▸ **GOAL**
Reproduce the data below, swapping every occurrence of "interactable" for "clickable" and changing nothing else. Leave out the pictures.
_ _ _
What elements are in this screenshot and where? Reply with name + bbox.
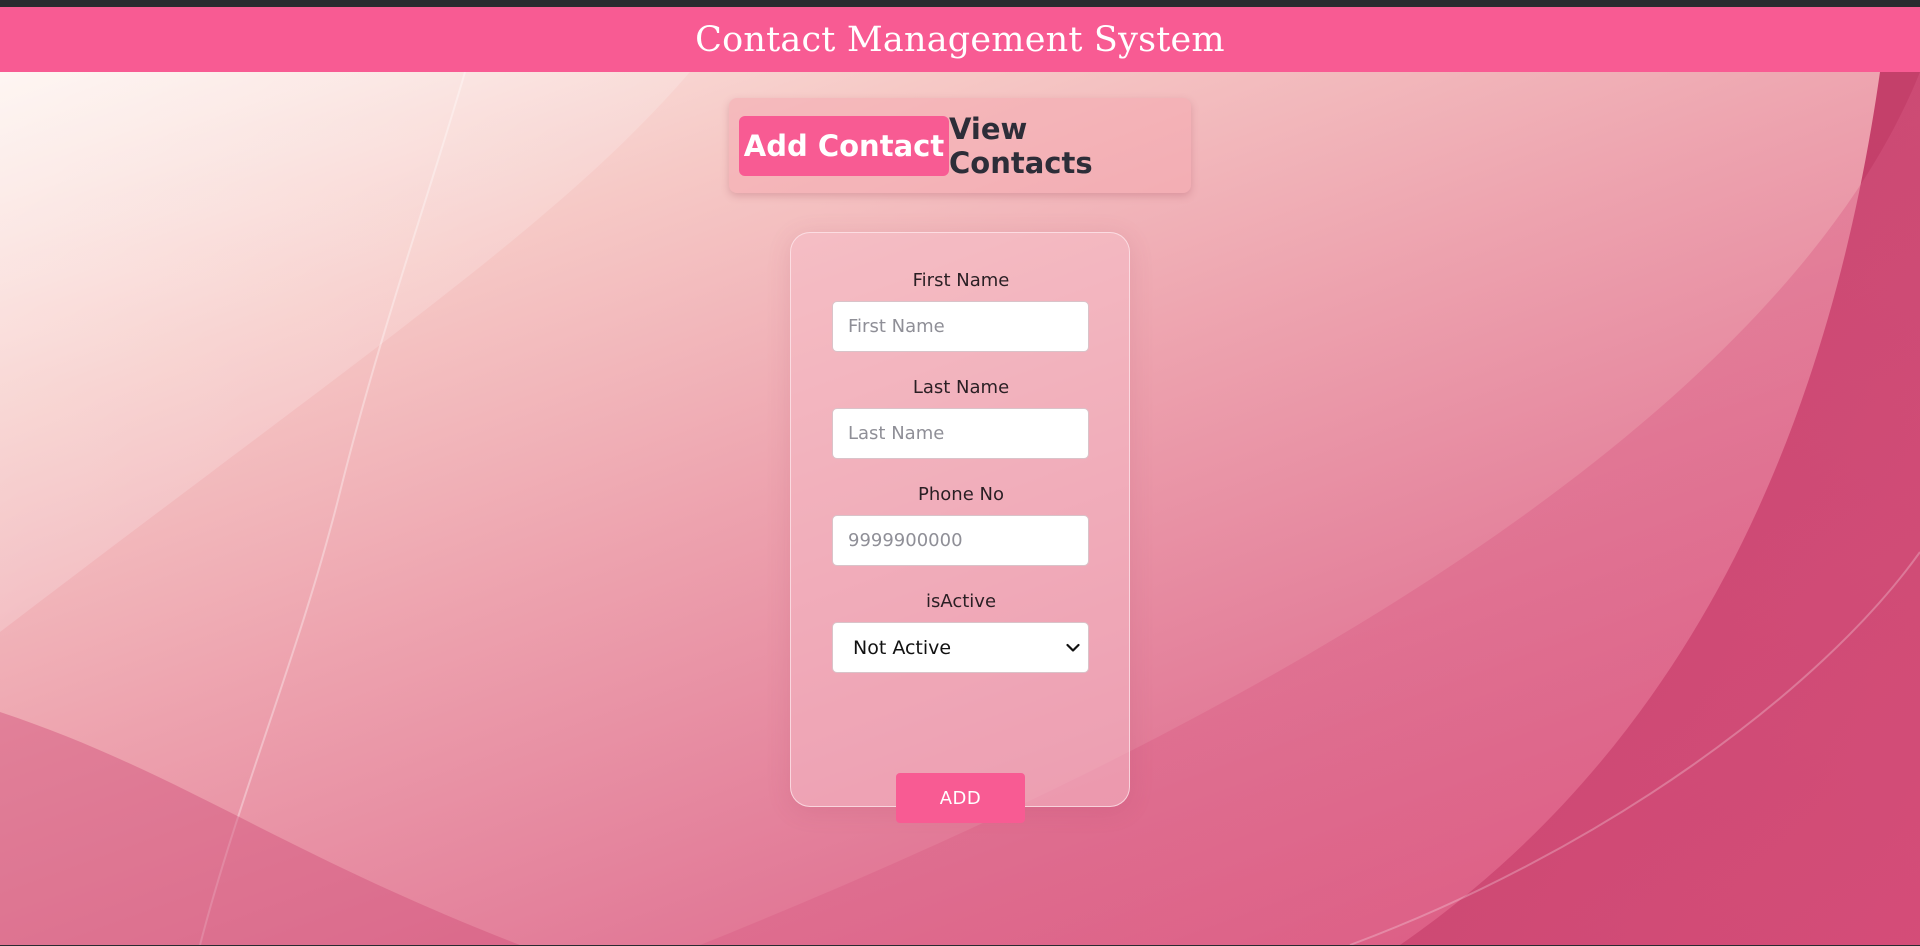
first-name-label: First Name bbox=[912, 270, 1010, 291]
chevron-down-icon bbox=[1066, 643, 1080, 652]
add-button[interactable]: ADD bbox=[896, 773, 1025, 823]
phone-label: Phone No bbox=[918, 484, 1004, 505]
first-name-input[interactable] bbox=[832, 301, 1089, 352]
tab-bar: Add Contact View Contacts bbox=[729, 98, 1191, 193]
add-contact-form: First Name Last Name Phone No isActive N… bbox=[790, 232, 1130, 823]
last-name-input[interactable] bbox=[832, 408, 1089, 459]
is-active-selected-value: Not Active bbox=[853, 636, 952, 659]
tab-add-contact[interactable]: Add Contact bbox=[739, 115, 949, 176]
is-active-label: isActive bbox=[925, 591, 997, 612]
main-area: Add Contact View Contacts First Name Las… bbox=[0, 72, 1920, 945]
page-title: Contact Management System bbox=[695, 19, 1225, 60]
is-active-select[interactable]: Not Active bbox=[832, 622, 1089, 673]
app-header: Contact Management System bbox=[0, 7, 1920, 72]
window-top-strip bbox=[0, 0, 1920, 7]
phone-input[interactable] bbox=[832, 515, 1089, 566]
tab-view-contacts[interactable]: View Contacts bbox=[949, 112, 1181, 180]
last-name-label: Last Name bbox=[912, 377, 1010, 398]
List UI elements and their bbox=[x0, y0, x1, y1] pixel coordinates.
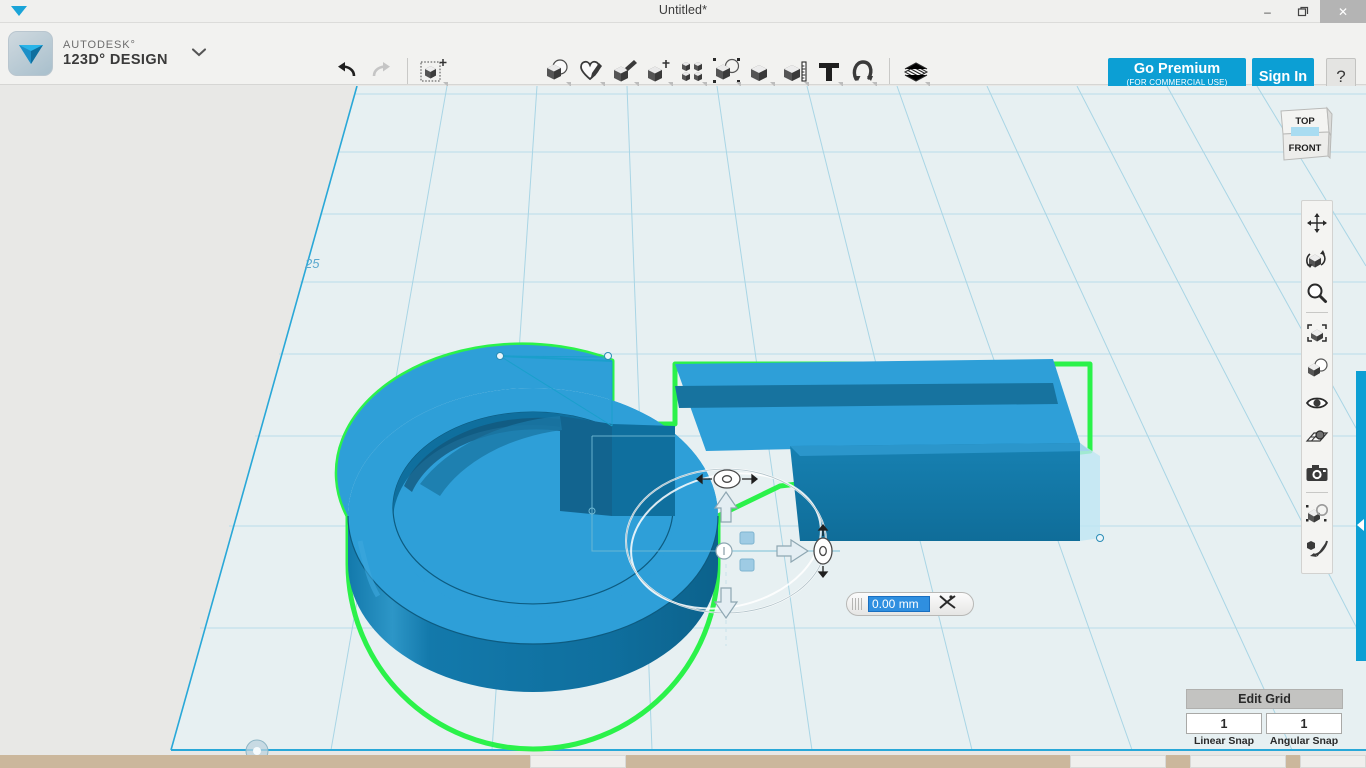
notch-face-a bbox=[612, 424, 675, 516]
right-panel-toggle[interactable] bbox=[1356, 371, 1366, 661]
bar-front-face bbox=[790, 443, 1080, 541]
brand-text: AUTODESK° 123D° DESIGN bbox=[63, 39, 168, 68]
brand-line2: 123D° DESIGN bbox=[63, 51, 168, 68]
app-toolbar: AUTODESK° 123D° DESIGN Go Premium (FOR C… bbox=[0, 23, 1366, 95]
primitives-icon[interactable] bbox=[540, 53, 574, 89]
view-cube-top-label: TOP bbox=[1295, 116, 1315, 127]
grid-snap-icon[interactable] bbox=[1302, 420, 1332, 455]
snap-icon[interactable] bbox=[846, 53, 880, 89]
pattern-icon[interactable] bbox=[676, 53, 710, 89]
text-icon[interactable] bbox=[812, 53, 846, 89]
materials-browser-icon[interactable] bbox=[1302, 495, 1332, 530]
snap-fields-row: 1 1 bbox=[1186, 713, 1343, 734]
measure-icon[interactable] bbox=[778, 53, 812, 89]
fit-icon[interactable] bbox=[1302, 315, 1332, 350]
nav-separator-2 bbox=[1306, 492, 1328, 493]
taskbar-item[interactable] bbox=[1070, 755, 1166, 768]
construct-icon[interactable] bbox=[608, 53, 642, 89]
visibility-icon[interactable] bbox=[1302, 385, 1332, 420]
navigation-toolbar bbox=[1301, 200, 1333, 574]
chevron-left-icon bbox=[1357, 519, 1364, 531]
linear-snap-label: Linear Snap bbox=[1193, 735, 1255, 747]
bar-band bbox=[675, 383, 1058, 408]
title-bar: Untitled* – ✕ bbox=[0, 0, 1366, 23]
scale-handle-b bbox=[739, 558, 755, 572]
constrain-icon[interactable] bbox=[937, 593, 957, 616]
autodesk-logo-icon bbox=[8, 31, 53, 76]
scale-handle-a bbox=[739, 531, 755, 545]
edit-grid-panel: Edit Grid 1 1 Linear Snap Angular Snap bbox=[1186, 689, 1343, 747]
close-button[interactable]: ✕ bbox=[1320, 0, 1366, 23]
taskbar-strip bbox=[0, 755, 1366, 768]
view-style-icon[interactable] bbox=[1302, 350, 1332, 385]
pan-icon[interactable] bbox=[1302, 205, 1332, 240]
redo-icon[interactable] bbox=[364, 53, 398, 89]
snap-labels-row: Linear Snap Angular Snap bbox=[1186, 735, 1343, 747]
transform-icon[interactable] bbox=[417, 53, 451, 89]
camera-icon[interactable] bbox=[1302, 455, 1332, 490]
notch-face-b bbox=[560, 416, 612, 516]
dimension-value-input[interactable]: 0.00 mm bbox=[868, 596, 930, 612]
history-tool-group bbox=[330, 53, 451, 89]
orbit-icon[interactable] bbox=[1302, 240, 1332, 275]
viewport-canvas[interactable]: 25 TOP FRONT 0.00 mm Edit Grid 1 1 Linea… bbox=[0, 86, 1366, 755]
minimize-button[interactable]: – bbox=[1250, 0, 1285, 23]
maximize-button[interactable] bbox=[1285, 0, 1320, 23]
chevron-down-icon[interactable] bbox=[190, 45, 208, 63]
sketch-icon[interactable] bbox=[574, 53, 608, 89]
axis-label-25: 25 bbox=[304, 256, 320, 271]
angular-snap-input[interactable]: 1 bbox=[1266, 713, 1342, 734]
grouping-icon[interactable] bbox=[710, 53, 744, 89]
modify-icon[interactable] bbox=[642, 53, 676, 89]
scene-svg: 25 bbox=[170, 86, 1366, 755]
edit-grid-button[interactable]: Edit Grid bbox=[1186, 689, 1343, 709]
effects-icon[interactable] bbox=[1302, 530, 1332, 565]
brand-block[interactable]: AUTODESK° 123D° DESIGN bbox=[8, 31, 208, 76]
window-title: Untitled* bbox=[658, 3, 708, 17]
brand-line1: AUTODESK° bbox=[63, 39, 136, 52]
window-controls: – ✕ bbox=[1250, 0, 1366, 23]
app-window: Untitled* – ✕ AUTODESK° 123D° DESIGN Go … bbox=[0, 0, 1366, 768]
materials-icon[interactable] bbox=[899, 53, 933, 89]
toolbar-separator bbox=[407, 58, 408, 84]
taskbar-item[interactable] bbox=[530, 755, 626, 768]
nav-separator-1 bbox=[1306, 312, 1328, 313]
go-premium-title: Go Premium bbox=[1133, 61, 1221, 77]
toolbar-separator-2 bbox=[889, 58, 890, 84]
dimension-input-widget[interactable]: 0.00 mm bbox=[846, 592, 974, 616]
taskbar-item[interactable] bbox=[1300, 755, 1366, 768]
zoom-icon[interactable] bbox=[1302, 275, 1332, 310]
taskbar-item[interactable] bbox=[1190, 755, 1286, 768]
drag-grip-icon[interactable] bbox=[852, 598, 864, 610]
angular-snap-label: Angular Snap bbox=[1269, 735, 1339, 747]
view-cube-front-label: FRONT bbox=[1289, 143, 1322, 154]
view-cube[interactable]: TOP FRONT bbox=[1275, 104, 1335, 164]
combine-icon[interactable] bbox=[744, 53, 778, 89]
undo-icon[interactable] bbox=[330, 53, 364, 89]
modeling-tool-group bbox=[540, 53, 933, 89]
linear-snap-input[interactable]: 1 bbox=[1186, 713, 1262, 734]
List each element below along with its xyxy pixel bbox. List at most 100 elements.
_ _ _
▸ **EXERCISE RESPONSE**
What elements are in this screenshot and where? Reply with name + bbox.
first-name-label: First Name bbox=[912, 270, 1010, 291]
chevron-down-icon bbox=[1066, 643, 1080, 652]
add-button[clickable]: ADD bbox=[896, 773, 1025, 823]
phone-label: Phone No bbox=[918, 484, 1004, 505]
first-name-input[clickable] bbox=[832, 301, 1089, 352]
tab-bar: Add Contact View Contacts bbox=[729, 98, 1191, 193]
add-contact-form: First Name Last Name Phone No isActive N… bbox=[790, 232, 1130, 823]
last-name-input[clickable] bbox=[832, 408, 1089, 459]
is-active-selected-value: Not Active bbox=[853, 636, 952, 659]
tab-add-contact[clickable]: Add Contact bbox=[739, 115, 949, 176]
is-active-label: isActive bbox=[925, 591, 997, 612]
main-area: Add Contact View Contacts First Name Las… bbox=[0, 72, 1920, 945]
page-title: Contact Management System bbox=[695, 19, 1225, 60]
is-active-select[clickable]: Not Active bbox=[832, 622, 1089, 673]
app-header: Contact Management System bbox=[0, 7, 1920, 72]
window-top-strip bbox=[0, 0, 1920, 7]
phone-input[clickable] bbox=[832, 515, 1089, 566]
tab-view-contacts[clickable]: View Contacts bbox=[949, 112, 1181, 180]
last-name-label: Last Name bbox=[912, 377, 1010, 398]
List UI elements and their bbox=[x0, y0, x1, y1] pixel coordinates.
notch-face-a bbox=[612, 424, 675, 516]
right-panel-toggle[clickable] bbox=[1356, 371, 1366, 661]
bar-front-face bbox=[790, 443, 1080, 541]
brand-text: AUTODESK° 123D° DESIGN bbox=[63, 39, 168, 68]
brand-line2: 123D° DESIGN bbox=[63, 51, 168, 68]
app-toolbar: AUTODESK° 123D° DESIGN Go Premium (FOR C… bbox=[0, 23, 1366, 95]
primitives-icon[clickable] bbox=[540, 53, 574, 89]
view-cube-top-label: TOP bbox=[1295, 116, 1315, 127]
grid-snap-icon[clickable] bbox=[1302, 420, 1332, 455]
snap-icon[clickable] bbox=[846, 53, 880, 89]
pattern-icon[clickable] bbox=[676, 53, 710, 89]
text-icon[clickable] bbox=[812, 53, 846, 89]
materials-browser-icon[clickable] bbox=[1302, 495, 1332, 530]
snap-fields-row: 1 1 bbox=[1186, 713, 1343, 734]
measure-icon[clickable] bbox=[778, 53, 812, 89]
fit-icon[clickable] bbox=[1302, 315, 1332, 350]
nav-separator-2 bbox=[1306, 492, 1328, 493]
taskbar-item[clickable] bbox=[1070, 755, 1166, 768]
construct-icon[clickable] bbox=[608, 53, 642, 89]
visibility-icon[clickable] bbox=[1302, 385, 1332, 420]
navigation-toolbar bbox=[1301, 200, 1333, 574]
chevron-left-icon bbox=[1357, 519, 1364, 531]
linear-snap-label: Linear Snap bbox=[1193, 735, 1255, 747]
bar-band bbox=[675, 383, 1058, 408]
title-bar: Untitled* – ✕ bbox=[0, 0, 1366, 23]
scale-handle-b bbox=[739, 558, 755, 572]
constrain-icon[clickable] bbox=[937, 593, 957, 616]
autodesk-logo-icon bbox=[8, 31, 53, 76]
scale-handle-a bbox=[739, 531, 755, 545]
edit-grid-panel: Edit Grid 1 1 Linear Snap Angular Snap bbox=[1186, 689, 1343, 747]
close-button[clickable]: ✕ bbox=[1320, 0, 1366, 23]
taskbar-strip bbox=[0, 755, 1366, 768]
view-style-icon[clickable] bbox=[1302, 350, 1332, 385]
pan-icon[clickable] bbox=[1302, 205, 1332, 240]
redo-icon[clickable] bbox=[364, 53, 398, 89]
snap-labels-row: Linear Snap Angular Snap bbox=[1186, 735, 1343, 747]
transform-icon[clickable] bbox=[417, 53, 451, 89]
camera-icon[clickable] bbox=[1302, 455, 1332, 490]
notch-face-b bbox=[560, 416, 612, 516]
dimension-value-input[clickable]: 0.00 mm bbox=[868, 596, 930, 612]
history-tool-group bbox=[330, 53, 451, 89]
orbit-icon[clickable] bbox=[1302, 240, 1332, 275]
viewport-canvas[clickable]: 25 TOP FRONT 0.00 mm Edit Grid 1 1 Linea… bbox=[0, 86, 1366, 755]
minimize-button[clickable]: – bbox=[1250, 0, 1285, 23]
maximize-button[clickable] bbox=[1285, 0, 1320, 23]
chevron-down-icon[clickable] bbox=[190, 45, 208, 63]
sketch-icon[clickable] bbox=[574, 53, 608, 89]
axis-label-25: 25 bbox=[304, 256, 320, 271]
angular-snap-input[clickable]: 1 bbox=[1266, 713, 1342, 734]
grouping-icon[clickable] bbox=[710, 53, 744, 89]
modify-icon[clickable] bbox=[642, 53, 676, 89]
scene-svg: 25 bbox=[170, 86, 1366, 755]
edit-grid-button[clickable]: Edit Grid bbox=[1186, 689, 1343, 709]
effects-icon[clickable] bbox=[1302, 530, 1332, 565]
brand-block[clickable]: AUTODESK° 123D° DESIGN bbox=[8, 31, 208, 76]
window-title: Untitled* bbox=[658, 3, 708, 17]
brand-line1: AUTODESK° bbox=[63, 39, 136, 52]
window-controls: – ✕ bbox=[1250, 0, 1366, 23]
app-window: Untitled* – ✕ AUTODESK° 123D° DESIGN Go … bbox=[0, 0, 1366, 768]
materials-icon[clickable] bbox=[899, 53, 933, 89]
toolbar-separator bbox=[407, 58, 408, 84]
taskbar-item[clickable] bbox=[530, 755, 626, 768]
nav-separator-1 bbox=[1306, 312, 1328, 313]
go-premium-title: Go Premium bbox=[1133, 61, 1221, 77]
toolbar-separator-2 bbox=[889, 58, 890, 84]
dimension-input-widget[clickable]: 0.00 mm bbox=[846, 592, 974, 616]
taskbar-item[clickable] bbox=[1300, 755, 1366, 768]
zoom-icon[clickable] bbox=[1302, 275, 1332, 310]
taskbar-item[clickable] bbox=[1190, 755, 1286, 768]
drag-grip-icon[clickable] bbox=[852, 598, 864, 610]
angular-snap-label: Angular Snap bbox=[1269, 735, 1339, 747]
view-cube-front-label: FRONT bbox=[1289, 143, 1322, 154]
view-cube[clickable]: TOP FRONT bbox=[1275, 104, 1335, 164]
combine-icon[clickable] bbox=[744, 53, 778, 89]
undo-icon[clickable] bbox=[330, 53, 364, 89]
modeling-tool-group bbox=[540, 53, 933, 89]
linear-snap-input[clickable]: 1 bbox=[1186, 713, 1262, 734]
List each element below along with its xyxy pixel bbox. List at most 100 elements.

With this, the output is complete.